::: RECORDS FOR THE EXERCISE :::

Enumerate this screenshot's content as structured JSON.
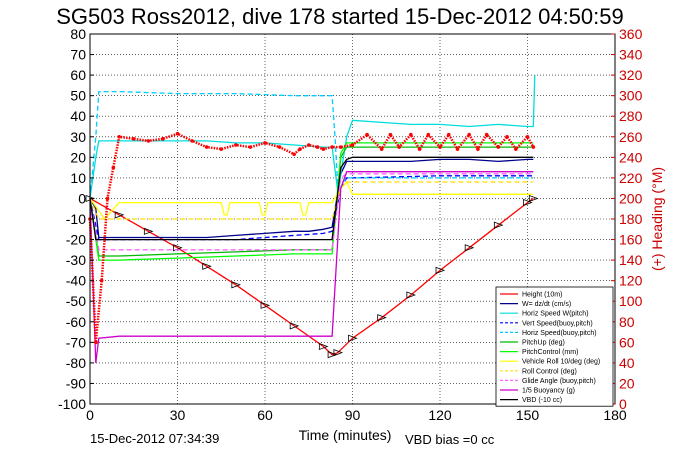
{
  "chart_data": {
    "type": "line",
    "title": "SG503 Ross2012, dive 178 started 15-Dec-2012 04:50:59",
    "xlabel": "Time (minutes)",
    "ylabel_right": "(+) Heading (°M)",
    "xlim": [
      0,
      180
    ],
    "ylim": [
      -100,
      80
    ],
    "y2lim": [
      0,
      360
    ],
    "xticks": [
      "0",
      "30",
      "60",
      "90",
      "120",
      "150",
      "180"
    ],
    "yticks": [
      "80",
      "70",
      "60",
      "50",
      "40",
      "30",
      "20",
      "10",
      "0",
      "-10",
      "-20",
      "-30",
      "-40",
      "-50",
      "-60",
      "-70",
      "-80",
      "-90",
      "-100"
    ],
    "y2ticks": [
      "360",
      "340",
      "320",
      "300",
      "280",
      "260",
      "240",
      "220",
      "200",
      "180",
      "160",
      "140",
      "120",
      "100",
      "80",
      "60",
      "40",
      "20",
      "0"
    ],
    "grid": true,
    "legend_position": "bottom-right",
    "series": [
      {
        "name": "Height (10m)",
        "color": "#ff0000",
        "style": "solid",
        "marker": "triangle",
        "x": [
          0,
          10,
          20,
          30,
          40,
          50,
          60,
          70,
          80,
          83,
          85,
          90,
          100,
          110,
          120,
          130,
          140,
          150,
          152
        ],
        "y": [
          0,
          -8,
          -16,
          -24,
          -33,
          -42,
          -52,
          -62,
          -72,
          -76,
          -75,
          -68,
          -58,
          -47,
          -35,
          -24,
          -13,
          -2,
          0
        ]
      },
      {
        "name": "W= dz/dt (cm/s)",
        "color": "#00008b",
        "style": "solid",
        "x": [
          0,
          2,
          3,
          10,
          20,
          30,
          40,
          50,
          60,
          70,
          75,
          80,
          83,
          86,
          88,
          90,
          100,
          110,
          120,
          130,
          140,
          150,
          152
        ],
        "y": [
          0,
          -5,
          -19,
          -19,
          -19,
          -19,
          -19,
          -18,
          -17,
          -16,
          -16,
          -15,
          -14,
          12,
          18,
          18,
          18,
          18,
          19,
          19,
          18,
          19,
          19
        ]
      },
      {
        "name": "Horiz Speed W(pitch)",
        "color": "#00dddd",
        "style": "solid",
        "x": [
          0,
          2,
          3,
          10,
          20,
          30,
          40,
          50,
          60,
          70,
          80,
          83,
          85,
          88,
          90,
          100,
          110,
          120,
          130,
          140,
          150,
          152,
          152.5
        ],
        "y": [
          0,
          20,
          28,
          28,
          28,
          28,
          28,
          27,
          27,
          26,
          25,
          25,
          3,
          30,
          38,
          37,
          36,
          36,
          35,
          36,
          35,
          35,
          60
        ]
      },
      {
        "name": "Vert Speed(buoy,pitch)",
        "color": "#0000ff",
        "style": "dashed",
        "x": [
          0,
          3,
          10,
          30,
          50,
          70,
          80,
          83,
          86,
          88,
          90,
          120,
          150,
          152
        ],
        "y": [
          0,
          -20,
          -20,
          -20,
          -20,
          -18,
          -17,
          -16,
          5,
          10,
          10,
          11,
          11,
          11
        ]
      },
      {
        "name": "Horiz Speed(buoy,pitch)",
        "color": "#00ccff",
        "style": "dashed",
        "x": [
          0,
          2,
          3,
          10,
          30,
          50,
          70,
          80,
          83,
          84,
          85,
          88,
          90,
          120,
          150,
          152
        ],
        "y": [
          0,
          30,
          52,
          52,
          51,
          51,
          50,
          50,
          50,
          30,
          5,
          10,
          10,
          10,
          10,
          10
        ]
      },
      {
        "name": "PitchUp (deg)",
        "color": "#00bb00",
        "style": "solid",
        "x": [
          0,
          3,
          10,
          30,
          50,
          70,
          80,
          83,
          86,
          88,
          90,
          120,
          150,
          152
        ],
        "y": [
          0,
          -28,
          -28,
          -27,
          -26,
          -25,
          -25,
          -25,
          20,
          25,
          25,
          25,
          25,
          25
        ]
      },
      {
        "name": "PitchControl (mm)",
        "color": "#00ff00",
        "style": "solid",
        "x": [
          0,
          3,
          10,
          30,
          50,
          70,
          80,
          83,
          86,
          88,
          90,
          120,
          150,
          152
        ],
        "y": [
          0,
          -30,
          -30,
          -29,
          -28,
          -27,
          -27,
          -27,
          22,
          27,
          27,
          27,
          27,
          27
        ]
      },
      {
        "name": "Vehicle Roll 10/deg (deg)",
        "color": "#ffff00",
        "style": "solid",
        "x": [
          0,
          5,
          10,
          30,
          45,
          46,
          47,
          48,
          58,
          59,
          60,
          61,
          72,
          73,
          74,
          75,
          80,
          83,
          86,
          88,
          90,
          120,
          150,
          152
        ],
        "y": [
          0,
          -10,
          -2,
          -2,
          -2,
          -8,
          -8,
          -2,
          -2,
          -8,
          -8,
          -2,
          -2,
          -8,
          -8,
          -2,
          -2,
          -2,
          5,
          8,
          2,
          2,
          2,
          2
        ]
      },
      {
        "name": "Roll Control (deg)",
        "color": "#ffdd00",
        "style": "dashed",
        "x": [
          0,
          3,
          10,
          30,
          50,
          70,
          80,
          83,
          86,
          88,
          90,
          120,
          150,
          152
        ],
        "y": [
          0,
          -10,
          -10,
          -10,
          -10,
          -10,
          -10,
          -10,
          5,
          8,
          8,
          8,
          8,
          8
        ]
      },
      {
        "name": "Glide Angle (buoy,pitch)",
        "color": "#ff66ff",
        "style": "dashed",
        "x": [
          0,
          3,
          10,
          30,
          50,
          70,
          80,
          83,
          86,
          88,
          90,
          120,
          150,
          152
        ],
        "y": [
          0,
          -25,
          -25,
          -25,
          -25,
          -25,
          -25,
          -25,
          10,
          12,
          12,
          12,
          12,
          12
        ]
      },
      {
        "name": "1/5 Buoyancy (g)",
        "color": "#cc00cc",
        "style": "solid",
        "x": [
          0,
          2,
          3,
          10,
          30,
          50,
          70,
          80,
          82,
          83,
          86,
          88,
          90,
          120,
          150,
          152
        ],
        "y": [
          0,
          -80,
          -68,
          -67,
          -67,
          -67,
          -67,
          -67,
          -67,
          -67,
          5,
          13,
          13,
          13,
          13,
          13
        ]
      },
      {
        "name": "VBD (-10 cc)",
        "color": "#000000",
        "style": "solid",
        "x": [
          0,
          2,
          10,
          30,
          50,
          70,
          80,
          83,
          86,
          88,
          90,
          120,
          150,
          152
        ],
        "y": [
          0,
          -20,
          -20,
          -20,
          -20,
          -20,
          -20,
          -20,
          15,
          19,
          20,
          20,
          20,
          20
        ]
      },
      {
        "name": "Heading",
        "axis": "right",
        "color": "#ff0000",
        "style": "dots",
        "x": [
          0,
          2,
          4,
          6,
          8,
          10,
          15,
          20,
          25,
          30,
          35,
          40,
          45,
          50,
          55,
          60,
          65,
          70,
          72,
          75,
          78,
          80,
          83,
          86,
          90,
          95,
          100,
          103,
          106,
          110,
          113,
          116,
          120,
          123,
          126,
          130,
          133,
          136,
          140,
          143,
          146,
          150,
          152
        ],
        "y": [
          180,
          60,
          120,
          200,
          230,
          260,
          258,
          256,
          258,
          263,
          256,
          250,
          248,
          252,
          250,
          254,
          250,
          243,
          248,
          252,
          250,
          248,
          250,
          250,
          252,
          262,
          248,
          262,
          250,
          262,
          248,
          262,
          250,
          262,
          248,
          262,
          248,
          262,
          250,
          260,
          248,
          260,
          250
        ]
      }
    ]
  },
  "footer": {
    "timestamp": "15-Dec-2012 07:34:39",
    "vbd_bias": "VBD bias =0 cc"
  }
}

:::

YOUR GOAL:
Pictures are excluded; output everything else in the data verbatim.

WRITTEN SOLUTION:
Enumerate this screenshot's content as structured JSON.
{
  "chart_data": {
    "type": "line",
    "title": "SG503 Ross2012, dive 178 started 15-Dec-2012 04:50:59",
    "xlabel": "Time (minutes)",
    "ylabel_right": "(+) Heading (°M)",
    "xlim": [
      0,
      180
    ],
    "ylim": [
      -100,
      80
    ],
    "y2lim": [
      0,
      360
    ],
    "xticks": [
      "0",
      "30",
      "60",
      "90",
      "120",
      "150",
      "180"
    ],
    "yticks": [
      "80",
      "70",
      "60",
      "50",
      "40",
      "30",
      "20",
      "10",
      "0",
      "-10",
      "-20",
      "-30",
      "-40",
      "-50",
      "-60",
      "-70",
      "-80",
      "-90",
      "-100"
    ],
    "y2ticks": [
      "360",
      "340",
      "320",
      "300",
      "280",
      "260",
      "240",
      "220",
      "200",
      "180",
      "160",
      "140",
      "120",
      "100",
      "80",
      "60",
      "40",
      "20",
      "0"
    ],
    "grid": true,
    "legend_position": "bottom-right",
    "series": [
      {
        "name": "Height (10m)",
        "color": "#ff0000",
        "style": "solid",
        "marker": "triangle",
        "x": [
          0,
          10,
          20,
          30,
          40,
          50,
          60,
          70,
          80,
          83,
          85,
          90,
          100,
          110,
          120,
          130,
          140,
          150,
          152
        ],
        "y": [
          0,
          -8,
          -16,
          -24,
          -33,
          -42,
          -52,
          -62,
          -72,
          -76,
          -75,
          -68,
          -58,
          -47,
          -35,
          -24,
          -13,
          -2,
          0
        ]
      },
      {
        "name": "W= dz/dt (cm/s)",
        "color": "#00008b",
        "style": "solid",
        "x": [
          0,
          2,
          3,
          10,
          20,
          30,
          40,
          50,
          60,
          70,
          75,
          80,
          83,
          86,
          88,
          90,
          100,
          110,
          120,
          130,
          140,
          150,
          152
        ],
        "y": [
          0,
          -5,
          -19,
          -19,
          -19,
          -19,
          -19,
          -18,
          -17,
          -16,
          -16,
          -15,
          -14,
          12,
          18,
          18,
          18,
          18,
          19,
          19,
          18,
          19,
          19
        ]
      },
      {
        "name": "Horiz Speed W(pitch)",
        "color": "#00dddd",
        "style": "solid",
        "x": [
          0,
          2,
          3,
          10,
          20,
          30,
          40,
          50,
          60,
          70,
          80,
          83,
          85,
          88,
          90,
          100,
          110,
          120,
          130,
          140,
          150,
          152,
          152.5
        ],
        "y": [
          0,
          20,
          28,
          28,
          28,
          28,
          28,
          27,
          27,
          26,
          25,
          25,
          3,
          30,
          38,
          37,
          36,
          36,
          35,
          36,
          35,
          35,
          60
        ]
      },
      {
        "name": "Vert Speed(buoy,pitch)",
        "color": "#0000ff",
        "style": "dashed",
        "x": [
          0,
          3,
          10,
          30,
          50,
          70,
          80,
          83,
          86,
          88,
          90,
          120,
          150,
          152
        ],
        "y": [
          0,
          -20,
          -20,
          -20,
          -20,
          -18,
          -17,
          -16,
          5,
          10,
          10,
          11,
          11,
          11
        ]
      },
      {
        "name": "Horiz Speed(buoy,pitch)",
        "color": "#00ccff",
        "style": "dashed",
        "x": [
          0,
          2,
          3,
          10,
          30,
          50,
          70,
          80,
          83,
          84,
          85,
          88,
          90,
          120,
          150,
          152
        ],
        "y": [
          0,
          30,
          52,
          52,
          51,
          51,
          50,
          50,
          50,
          30,
          5,
          10,
          10,
          10,
          10,
          10
        ]
      },
      {
        "name": "PitchUp (deg)",
        "color": "#00bb00",
        "style": "solid",
        "x": [
          0,
          3,
          10,
          30,
          50,
          70,
          80,
          83,
          86,
          88,
          90,
          120,
          150,
          152
        ],
        "y": [
          0,
          -28,
          -28,
          -27,
          -26,
          -25,
          -25,
          -25,
          20,
          25,
          25,
          25,
          25,
          25
        ]
      },
      {
        "name": "PitchControl (mm)",
        "color": "#00ff00",
        "style": "solid",
        "x": [
          0,
          3,
          10,
          30,
          50,
          70,
          80,
          83,
          86,
          88,
          90,
          120,
          150,
          152
        ],
        "y": [
          0,
          -30,
          -30,
          -29,
          -28,
          -27,
          -27,
          -27,
          22,
          27,
          27,
          27,
          27,
          27
        ]
      },
      {
        "name": "Vehicle Roll 10/deg (deg)",
        "color": "#ffff00",
        "style": "solid",
        "x": [
          0,
          5,
          10,
          30,
          45,
          46,
          47,
          48,
          58,
          59,
          60,
          61,
          72,
          73,
          74,
          75,
          80,
          83,
          86,
          88,
          90,
          120,
          150,
          152
        ],
        "y": [
          0,
          -10,
          -2,
          -2,
          -2,
          -8,
          -8,
          -2,
          -2,
          -8,
          -8,
          -2,
          -2,
          -8,
          -8,
          -2,
          -2,
          -2,
          5,
          8,
          2,
          2,
          2,
          2
        ]
      },
      {
        "name": "Roll Control (deg)",
        "color": "#ffdd00",
        "style": "dashed",
        "x": [
          0,
          3,
          10,
          30,
          50,
          70,
          80,
          83,
          86,
          88,
          90,
          120,
          150,
          152
        ],
        "y": [
          0,
          -10,
          -10,
          -10,
          -10,
          -10,
          -10,
          -10,
          5,
          8,
          8,
          8,
          8,
          8
        ]
      },
      {
        "name": "Glide Angle (buoy,pitch)",
        "color": "#ff66ff",
        "style": "dashed",
        "x": [
          0,
          3,
          10,
          30,
          50,
          70,
          80,
          83,
          86,
          88,
          90,
          120,
          150,
          152
        ],
        "y": [
          0,
          -25,
          -25,
          -25,
          -25,
          -25,
          -25,
          -25,
          10,
          12,
          12,
          12,
          12,
          12
        ]
      },
      {
        "name": "1/5 Buoyancy (g)",
        "color": "#cc00cc",
        "style": "solid",
        "x": [
          0,
          2,
          3,
          10,
          30,
          50,
          70,
          80,
          82,
          83,
          86,
          88,
          90,
          120,
          150,
          152
        ],
        "y": [
          0,
          -80,
          -68,
          -67,
          -67,
          -67,
          -67,
          -67,
          -67,
          -67,
          5,
          13,
          13,
          13,
          13,
          13
        ]
      },
      {
        "name": "VBD (-10 cc)",
        "color": "#000000",
        "style": "solid",
        "x": [
          0,
          2,
          10,
          30,
          50,
          70,
          80,
          83,
          86,
          88,
          90,
          120,
          150,
          152
        ],
        "y": [
          0,
          -20,
          -20,
          -20,
          -20,
          -20,
          -20,
          -20,
          15,
          19,
          20,
          20,
          20,
          20
        ]
      },
      {
        "name": "Heading",
        "axis": "right",
        "color": "#ff0000",
        "style": "dots",
        "x": [
          0,
          2,
          4,
          6,
          8,
          10,
          15,
          20,
          25,
          30,
          35,
          40,
          45,
          50,
          55,
          60,
          65,
          70,
          72,
          75,
          78,
          80,
          83,
          86,
          90,
          95,
          100,
          103,
          106,
          110,
          113,
          116,
          120,
          123,
          126,
          130,
          133,
          136,
          140,
          143,
          146,
          150,
          152
        ],
        "y": [
          180,
          60,
          120,
          200,
          230,
          260,
          258,
          256,
          258,
          263,
          256,
          250,
          248,
          252,
          250,
          254,
          250,
          243,
          248,
          252,
          250,
          248,
          250,
          250,
          252,
          262,
          248,
          262,
          250,
          262,
          248,
          262,
          250,
          262,
          248,
          262,
          248,
          262,
          250,
          260,
          248,
          260,
          250
        ]
      }
    ]
  },
  "footer": {
    "timestamp": "15-Dec-2012 07:34:39",
    "vbd_bias": "VBD bias =0 cc"
  }
}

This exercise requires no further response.